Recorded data
====

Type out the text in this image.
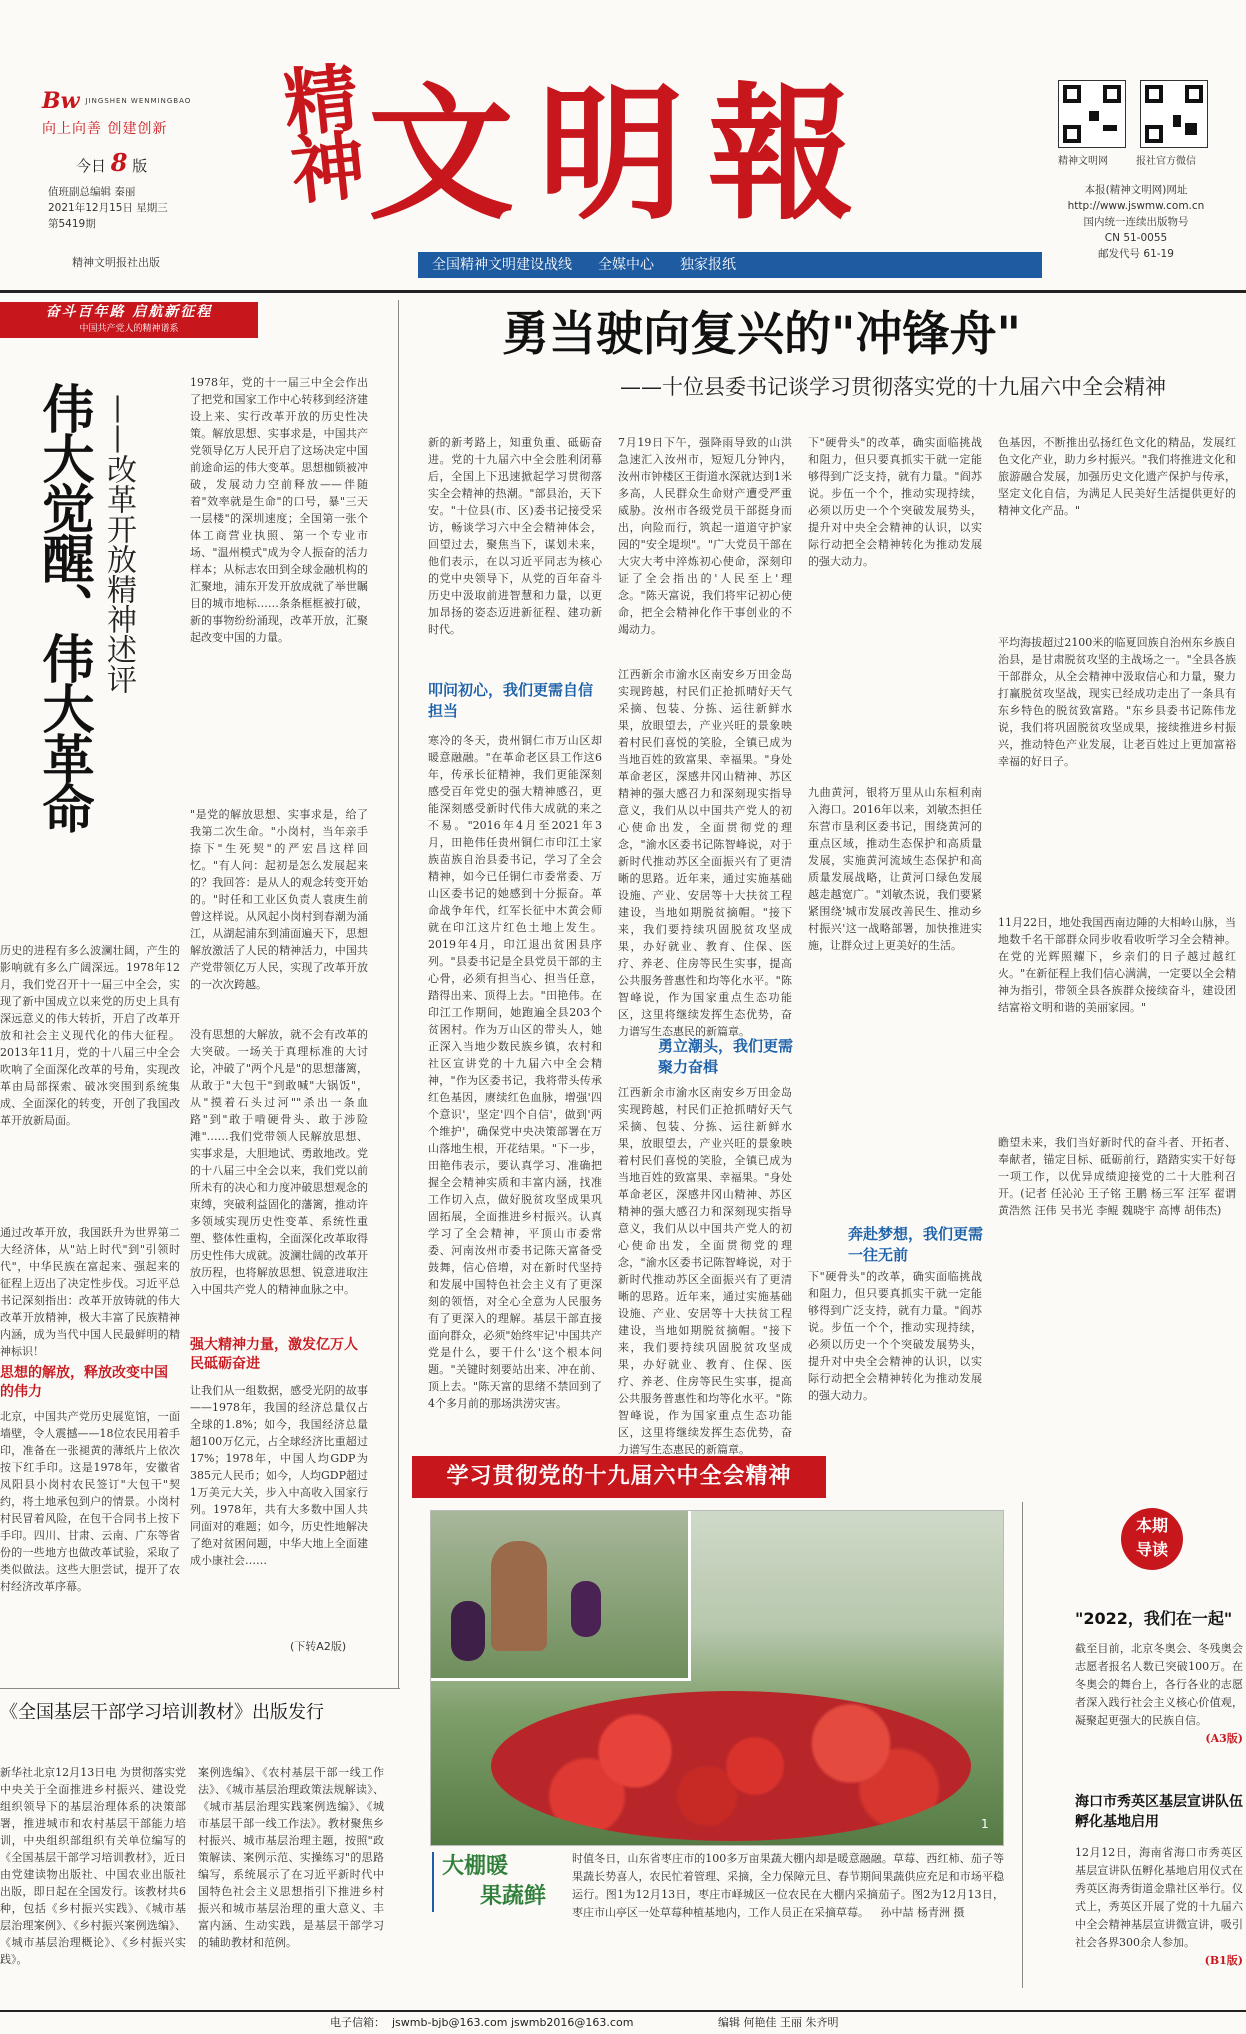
Bw JINGSHEN WENMINGBAO
向上向善 创建创新
今日 8 版
值班副总编辑 秦丽
2021年12月15日 星期三
第5419期
精神文明报社出版
精神 文明報	精神文明网	报社官方微信
本报(精神文明网)网址
http://www.jswmw.com.cn
国内统一连续出版物号
CN 51-0055
邮发代号 61-19
全国精神文明建设战线 全媒中心 独家报纸
奋斗百年路 启航新征程
中国共产党人的精神谱系
伟大觉醒、伟大革命 ——改革开放精神述评
1978年，党的十一届三中全会作出了把党和国家工作中心转移到经济建设上来、实行改革开放的历史性决策。解放思想、实事求是，中国共产党领导亿万人民开启了这场决定中国前途命运的伟大变革。思想枷锁被冲破，发展动力空前释放——伴随着"效率就是生命"的口号，暴"三天一层楼"的深圳速度；全国第一张个体工商营业执照、第一个专业市场、"温州模式"成为令人振奋的活力样本；从标志农田到全球金融机构的汇聚地，浦东开发开放成就了举世瞩目的城市地标……条条框框被打破，新的事物纷纷涌现，改革开放，汇聚起改变中国的力量。
"是党的解放思想、实事求是，给了我第二次生命。"小岗村，当年亲手捺下"生死契"的严宏昌这样回忆。"有人问：起初是怎么发展起来的？我回答：是从人的观念转变开始的。"时任和工业区负责人袁庚生前曾这样说。从风起小岗村到春潮为涌江，从湖起浦东到浦面遍天下，思想解放激活了人民的精神活力，中国共产党带领亿万人民，实现了改革开放的一次次跨越。
历史的进程有多么波澜壮阔，产生的影响就有多么广阔深远。1978年12月，我们党召开十一届三中全会，实现了新中国成立以来党的历史上具有深远意义的伟大转折，开启了改革开放和社会主义现代化的伟大征程。2013年11月，党的十八届三中全会吹响了全面深化改革的号角，实现改革由局部探索、破冰突围到系统集成、全面深化的转变，开创了我国改革开放新局面。
通过改革开放，我国跃升为世界第二大经济体，从"站上时代"到"引领时代"，中华民族在富起来、强起来的征程上迈出了决定性步伐。习近平总书记深刻指出：改革开放铸就的伟大改革开放精神，极大丰富了民族精神内涵，成为当代中国人民最鲜明的精神标识！
思想的解放，释放改变中国的伟力
北京，中国共产党历史展览馆，一面墙壁，令人震撼——18位农民用着手印，准备在一张褪黄的薄纸片上依次按下红手印。这是1978年，安徽省凤阳县小岗村农民签订"大包干"契约，将土地承包到户的情景。小岗村村民冒着风险，在包干合同书上按下手印。四川、甘肃、云南、广东等省份的一些地方也做改革试验，采取了类似做法。这些大胆尝试，提开了农村经济改革序幕。
没有思想的大解放，就不会有改革的大突破。一场关于真理标准的大讨论，冲破了"两个凡是"的思想藩篱，从敢于"大包干"到敢喊"大锅饭"，从"摸着石头过河""杀出一条血路"到"敢于啃硬骨头、敢于涉险滩"……我们党带领人民解放思想、实事求是，大胆地试、勇敢地改。党的十八届三中全会以来，我们党以前所未有的决心和力度冲破思想观念的束缚，突破利益固化的藩篱，推动许多领域实现历史性变革、系统性重塑、整体性重构，全面深化改革取得历史性伟大成就。波澜壮阔的改革开放历程，也将解放思想、锐意进取注入中国共产党人的精神血脉之中。
强大精神力量，激发亿万人民砥砺奋进
让我们从一组数据，感受光阴的故事——1978年，我国的经济总量仅占全球的1.8%；如今，我国经济总量超100万亿元，占全球经济比重超过17%；1978年，中国人均GDP为385元人民币；如今，人均GDP超过1万美元大关，步入中高收入国家行列。1978年，共有大多数中国人共同面对的难题；如今，历史性地解决了绝对贫困问题，中华大地上全面建成小康社会……
(下转A2版)
勇当驶向复兴的"冲锋舟"
——十位县委书记谈学习贯彻落实党的十九届六中全会精神
新的新考路上，知重负重、砥砺奋进。党的十九届六中全会胜利闭幕后，全国上下迅速掀起学习贯彻落实全会精神的热潮。"部县治，天下安。"十位县(市、区)委书记接受采访，畅谈学习六中全会精神体会，回望过去，聚焦当下，谋划未来，他们表示，在以习近平同志为核心的党中央领导下，从党的百年奋斗历史中汲取前进智慧和力量，以更加昂扬的姿态迈进新征程、建功新时代。
叩问初心，我们更需自信担当
寒冷的冬天，贵州铜仁市万山区却暖意融融。"在革命老区县工作这6年，传承长征精神，我们更能深刻感受百年党史的强大精神感召，更能深刻感受新时代伟大成就的来之不易。"2016年4月至2021年3月，田艳伟任贵州铜仁市印江土家族苗族自治县委书记，学习了全会精神，如今已任铜仁市委常委、万山区委书记的她感到十分振奋。革命战争年代，红军长征中木黄会师就在印江这片红色土地上发生。2019年4月，印江退出贫困县序列。"县委书记是全县党员干部的主心骨，必须有担当心、担当任意，踏得出来、顶得上去。"田艳伟。在印江工作期间，她跑遍全县203个贫困村。作为万山区的带头人，她正深入当地少数民族乡镇，农村和社区宣讲党的十九届六中全会精神，"作为区委书记，我将带头传承红色基因，赓续红色血脉，增强'四个意识'，坚定'四个自信'，做到'两个维护'，确保党中央决策部署在万山落地生根，开花结果。"下一步，田艳伟表示，要认真学习、准确把握全会精神实质和丰富内涵，找准工作切入点，做好脱贫攻坚成果巩固拓展，全面推进乡村振兴。认真学习了全会精神，平顶山市委常委、河南汝州市委书记陈天富备受鼓舞，信心倍增，对在新时代坚持和发展中国特色社会主义有了更深刻的领悟，对全心全意为人民服务有了更深入的理解。基层干部直接面向群众，必须"始终牢记'中国共产党是什么，要干什么'这个根本问题。"关键时刻要站出来、冲在前、顶上去。"陈天富的思绪不禁回到了4个多月前的那场洪涝灾害。
7月19日下午，强降雨导致的山洪急速汇入汝州市，短短几分钟内，汝州市钟楼区王街道水深就达到1米多高，人民群众生命财产遭受严重威胁。汝州市各级党员干部挺身而出，向险而行，筑起一道道守护家园的"安全堤坝"。"广大党员干部在大灾大考中淬炼初心使命，深刻印证了全会指出的'人民至上'理念。"陈天富说，我们将牢记初心使命，把全会精神化作干事创业的不竭动力。
江西新余市渝水区南安乡万田金岛实现跨越，村民们正抢抓晴好天气采摘、包装、分拣、运往新鲜水果，放眼望去，产业兴旺的景象映着村民们喜悦的笑脸，全镇已成为当地百姓的致富果、幸福果。"身处革命老区，深感井冈山精神、苏区精神的强大感召力和深刻现实指导意义，我们从以中国共产党人的初心使命出发，全面贯彻党的理念，"渝水区委书记陈智峰说，对于新时代推动苏区全面振兴有了更清晰的思路。近年来，通过实施基础设施、产业、安居等十大扶贫工程建设，当地如期脱贫摘帽。"接下来，我们要持续巩固脱贫攻坚成果，办好就业、教育、住保、医疗、养老、住房等民生实事，提高公共服务普惠性和均等化水平。"陈智峰说，作为国家重点生态功能区，这里将继续发挥生态优势，奋力谱写生态惠民的新篇章。
勇立潮头，我们更需聚力奋楫
江西新余市渝水区南安乡万田金岛实现跨越，村民们正抢抓晴好天气采摘、包装、分拣、运往新鲜水果，放眼望去，产业兴旺的景象映着村民们喜悦的笑脸，全镇已成为当地百姓的致富果、幸福果。"身处革命老区，深感井冈山精神、苏区精神的强大感召力和深刻现实指导意义，我们从以中国共产党人的初心使命出发，全面贯彻党的理念，"渝水区委书记陈智峰说，对于新时代推动苏区全面振兴有了更清晰的思路。近年来，通过实施基础设施、产业、安居等十大扶贫工程建设，当地如期脱贫摘帽。"接下来，我们要持续巩固脱贫攻坚成果，办好就业、教育、住保、医疗、养老、住房等民生实事，提高公共服务普惠性和均等化水平。"陈智峰说，作为国家重点生态功能区，这里将继续发挥生态优势，奋力谱写生态惠民的新篇章。
下"硬骨头"的改革，确实面临挑战和阻力，但只要真抓实干就一定能够得到广泛支持，就有力量。"阎苏说。步伍一个个，推动实现持续，必须以历史一个个突破发展势头，提升对中央全会精神的认识，以实际行动把全会精神转化为推动发展的强大动力。
九曲黄河，银将万里从山东桓利南入海口。2016年以来，刘敏杰担任东营市垦利区委书记，围绕黄河的重点区域，推动生态保护和高质量发展，实施黄河流域生态保护和高质量发展战略，让黄河口绿色发展越走越宽广。"刘敏杰说，我们要紧紧围绕'城市发展改善民生、推动乡村振兴'这一战略部署，加快推进实施，让群众过上更美好的生活。
奔赴梦想，我们更需一往无前
下"硬骨头"的改革，确实面临挑战和阻力，但只要真抓实干就一定能够得到广泛支持，就有力量。"阎苏说。步伍一个个，推动实现持续，必须以历史一个个突破发展势头，提升对中央全会精神的认识，以实际行动把全会精神转化为推动发展的强大动力。
色基因，不断推出弘扬红色文化的精品，发展红色文化产业，助力乡村振兴。"我们将推进文化和旅游融合发展，加强历史文化遗产保护与传承，坚定文化自信，为满足人民美好生活提供更好的精神文化产品。"
平均海拔超过2100米的临夏回族自治州东乡族自治县，是甘肃脱贫攻坚的主战场之一。"全县各族干部群众，从全会精神中汲取信心和力量，聚力打赢脱贫攻坚战，现实已经成功走出了一条具有东乡特色的脱贫致富路。"东乡县委书记陈伟龙说，我们将巩固脱贫攻坚成果，接续推进乡村振兴，推动特色产业发展，让老百姓过上更加富裕幸福的好日子。
11月22日，地处我国西南边陲的大相岭山脉，当地数千名干部群众同步收看收听学习全会精神。在党的光辉照耀下，乡亲们的日子越过越红火。"在新征程上我们信心满满，一定要以全会精神为指引，带领全县各族群众接续奋斗，建设团结富裕文明和谐的美丽家园。"
瞻望未来，我们当好新时代的奋斗者、开拓者、奉献者，锚定目标、砥砺前行，踏踏实实干好每一项工作，以优异成绩迎接党的二十大胜利召开。(记者 任沁沁 王子铭 王鹏 杨三军 汪军 翟谓 黄浩然 汪伟 吴书光 李鲲 魏晓宇 高博 胡伟杰)
学习贯彻党的十九届六中全会精神
1
大棚暖
果蔬鲜
时值冬日，山东省枣庄市的100多万亩果蔬大棚内却是暖意融融。草莓、西红柿、茄子等果蔬长势喜人，农民忙着管理、采摘，全力保障元旦、春节期间果蔬供应充足和市场平稳运行。图1为12月13日，枣庄市峄城区一位农民在大棚内采摘茄子。图2为12月13日，枣庄市山亭区一处草莓种植基地内，工作人员正在采摘草莓。 孙中喆 杨青洲 摄
本期
导读
"2022，我们在一起"
截至目前，北京冬奥会、冬残奥会志愿者报名人数已突破100万。在冬奥会的舞台上，各行各业的志愿者深入践行社会主义核心价值观，凝聚起更强大的民族自信。
(A3版)
海口市秀英区基层宣讲队伍孵化基地启用
12月12日，海南省海口市秀英区基层宣讲队伍孵化基地启用仪式在秀英区海秀街道金鼎社区举行。仪式上，秀英区开展了党的十九届六中全会精神基层宣讲微宣讲，吸引社会各界300余人参加。
(B1版)
《全国基层干部学习培训教材》出版发行
新华社北京12月13日电 为贯彻落实党中央关于全面推进乡村振兴、建设党组织领导下的基层治理体系的决策部署，推进城市和农村基层干部能力培训，中央组织部组织有关单位编写的《全国基层干部学习培训教材》，近日由党建读物出版社、中国农业出版社出版，即日起在全国发行。该教材共6种，包括《乡村振兴实践》、《城市基层治理案例》、《乡村振兴案例选编》、《城市基层治理概论》、《乡村振兴实践》。
案例选编》、《农村基层干部一线工作法》、《城市基层治理政策法规解读》、《城市基层治理实践案例选编》、《城市基层干部一线工作法》。教材聚焦乡村振兴、城市基层治理主题，按照"政策解读、案例示范、实操练习"的思路编写，系统展示了在习近平新时代中国特色社会主义思想指引下推进乡村振兴和城市基层治理的重大意义、丰富内涵、生动实践，是基层干部学习的辅助教材和范例。
电子信箱： jswmb-bjb@163.com jswmb2016@163.com	编辑 何艳佳 王丽 朱齐明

====

Instructions to follow | Gather all the lines that include the word "全国基层干部学习培训教材" and copy them out.

Exercise response |
《全国基层干部学习培训教材》出版发行
新华社北京12月13日电 为贯彻落实党中央关于全面推进乡村振兴、建设党组织领导下的基层治理体系的决策部署，推进城市和农村基层干部能力培训，中央组织部组织有关单位编写的《全国基层干部学习培训教材》，近日由党建读物出版社、中国农业出版社出版，即日起在全国发行。该教材共6种，包括《乡村振兴实践》、《城市基层治理案例》、《乡村振兴案例选编》、《城市基层治理概论》、《乡村振兴实践》。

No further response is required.